TASK STATEMENT
Wherever a line below holds the word "name", copy that line.

MATERIAL
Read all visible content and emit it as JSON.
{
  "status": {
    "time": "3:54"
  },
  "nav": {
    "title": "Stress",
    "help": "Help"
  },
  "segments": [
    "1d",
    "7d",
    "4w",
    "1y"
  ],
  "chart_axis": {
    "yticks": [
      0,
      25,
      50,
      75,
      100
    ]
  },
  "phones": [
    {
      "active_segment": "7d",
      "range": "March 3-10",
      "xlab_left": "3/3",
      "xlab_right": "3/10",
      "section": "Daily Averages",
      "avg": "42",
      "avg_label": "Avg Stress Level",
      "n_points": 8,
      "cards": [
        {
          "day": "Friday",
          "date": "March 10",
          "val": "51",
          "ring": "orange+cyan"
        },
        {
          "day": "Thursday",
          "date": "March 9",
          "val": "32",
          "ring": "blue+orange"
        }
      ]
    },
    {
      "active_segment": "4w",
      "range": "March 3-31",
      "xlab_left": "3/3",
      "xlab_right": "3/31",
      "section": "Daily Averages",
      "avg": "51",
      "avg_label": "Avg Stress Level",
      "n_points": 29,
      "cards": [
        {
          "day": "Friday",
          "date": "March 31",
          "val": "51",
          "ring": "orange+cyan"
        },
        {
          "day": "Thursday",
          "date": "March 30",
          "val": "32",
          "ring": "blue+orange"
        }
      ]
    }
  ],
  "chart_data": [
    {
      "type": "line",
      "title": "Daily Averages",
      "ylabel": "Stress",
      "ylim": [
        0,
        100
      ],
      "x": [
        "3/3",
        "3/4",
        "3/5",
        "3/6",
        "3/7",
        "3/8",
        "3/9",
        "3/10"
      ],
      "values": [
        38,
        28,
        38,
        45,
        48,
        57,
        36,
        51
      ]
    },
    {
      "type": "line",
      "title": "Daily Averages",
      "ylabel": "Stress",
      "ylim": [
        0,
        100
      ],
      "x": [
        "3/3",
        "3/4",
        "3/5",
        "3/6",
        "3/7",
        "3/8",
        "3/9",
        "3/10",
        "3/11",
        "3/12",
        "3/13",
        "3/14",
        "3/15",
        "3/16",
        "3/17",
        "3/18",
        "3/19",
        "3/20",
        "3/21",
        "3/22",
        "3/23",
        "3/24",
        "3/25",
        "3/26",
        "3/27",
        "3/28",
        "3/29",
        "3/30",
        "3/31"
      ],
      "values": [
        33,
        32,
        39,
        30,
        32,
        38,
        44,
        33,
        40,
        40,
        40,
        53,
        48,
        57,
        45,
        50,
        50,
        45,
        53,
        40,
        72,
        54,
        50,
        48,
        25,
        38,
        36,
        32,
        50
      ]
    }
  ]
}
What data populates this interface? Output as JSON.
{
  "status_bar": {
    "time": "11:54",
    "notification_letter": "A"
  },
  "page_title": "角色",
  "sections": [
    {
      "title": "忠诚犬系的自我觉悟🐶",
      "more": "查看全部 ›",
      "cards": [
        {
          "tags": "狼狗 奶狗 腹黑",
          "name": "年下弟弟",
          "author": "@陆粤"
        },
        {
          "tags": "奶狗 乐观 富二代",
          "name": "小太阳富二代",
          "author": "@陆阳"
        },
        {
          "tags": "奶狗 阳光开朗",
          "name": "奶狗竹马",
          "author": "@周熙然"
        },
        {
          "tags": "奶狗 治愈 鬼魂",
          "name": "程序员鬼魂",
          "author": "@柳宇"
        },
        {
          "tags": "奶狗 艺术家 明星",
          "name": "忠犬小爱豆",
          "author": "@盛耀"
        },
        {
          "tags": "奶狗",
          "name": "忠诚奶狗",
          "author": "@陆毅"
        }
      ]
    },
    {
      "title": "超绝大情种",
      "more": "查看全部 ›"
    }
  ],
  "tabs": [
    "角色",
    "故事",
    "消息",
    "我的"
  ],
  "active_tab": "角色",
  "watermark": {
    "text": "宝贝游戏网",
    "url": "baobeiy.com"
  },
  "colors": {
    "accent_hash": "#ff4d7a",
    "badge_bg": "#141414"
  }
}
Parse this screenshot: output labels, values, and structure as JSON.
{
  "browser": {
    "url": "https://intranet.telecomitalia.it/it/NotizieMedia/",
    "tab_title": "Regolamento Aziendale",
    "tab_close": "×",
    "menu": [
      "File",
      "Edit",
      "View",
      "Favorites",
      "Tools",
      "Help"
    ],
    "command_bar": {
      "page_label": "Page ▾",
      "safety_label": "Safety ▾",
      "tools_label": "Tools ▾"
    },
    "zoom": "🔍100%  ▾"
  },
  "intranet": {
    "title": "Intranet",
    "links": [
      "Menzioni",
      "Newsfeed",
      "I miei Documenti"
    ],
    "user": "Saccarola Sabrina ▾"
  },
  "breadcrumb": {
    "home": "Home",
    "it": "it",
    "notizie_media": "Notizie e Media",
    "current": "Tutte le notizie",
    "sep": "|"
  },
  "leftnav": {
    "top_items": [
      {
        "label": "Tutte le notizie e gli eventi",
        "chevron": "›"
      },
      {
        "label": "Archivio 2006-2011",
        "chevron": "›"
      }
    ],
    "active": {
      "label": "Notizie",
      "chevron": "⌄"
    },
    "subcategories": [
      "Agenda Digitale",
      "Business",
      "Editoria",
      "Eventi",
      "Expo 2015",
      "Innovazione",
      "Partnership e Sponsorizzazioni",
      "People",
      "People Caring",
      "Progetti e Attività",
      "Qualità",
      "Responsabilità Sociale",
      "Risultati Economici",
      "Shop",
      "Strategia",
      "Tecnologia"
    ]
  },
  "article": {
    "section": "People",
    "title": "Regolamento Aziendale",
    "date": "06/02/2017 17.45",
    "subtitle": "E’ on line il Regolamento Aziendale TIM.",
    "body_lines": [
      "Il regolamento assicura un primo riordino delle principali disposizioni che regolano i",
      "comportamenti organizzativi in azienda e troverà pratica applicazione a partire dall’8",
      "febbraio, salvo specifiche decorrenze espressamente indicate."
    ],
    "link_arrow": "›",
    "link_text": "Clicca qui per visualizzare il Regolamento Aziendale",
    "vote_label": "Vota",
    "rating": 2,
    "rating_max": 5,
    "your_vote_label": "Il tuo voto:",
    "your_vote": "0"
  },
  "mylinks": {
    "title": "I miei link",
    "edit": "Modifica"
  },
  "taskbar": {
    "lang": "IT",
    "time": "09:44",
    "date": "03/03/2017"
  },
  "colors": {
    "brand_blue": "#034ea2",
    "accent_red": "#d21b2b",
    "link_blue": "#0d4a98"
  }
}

OUTPUT FOR THIS EXERCISE
          "name": "年下弟弟",
          "name": "小太阳富二代",
          "name": "奶狗竹马",
          "name": "程序员鬼魂",
          "name": "忠犬小爱豆",
          "name": "忠诚奶狗",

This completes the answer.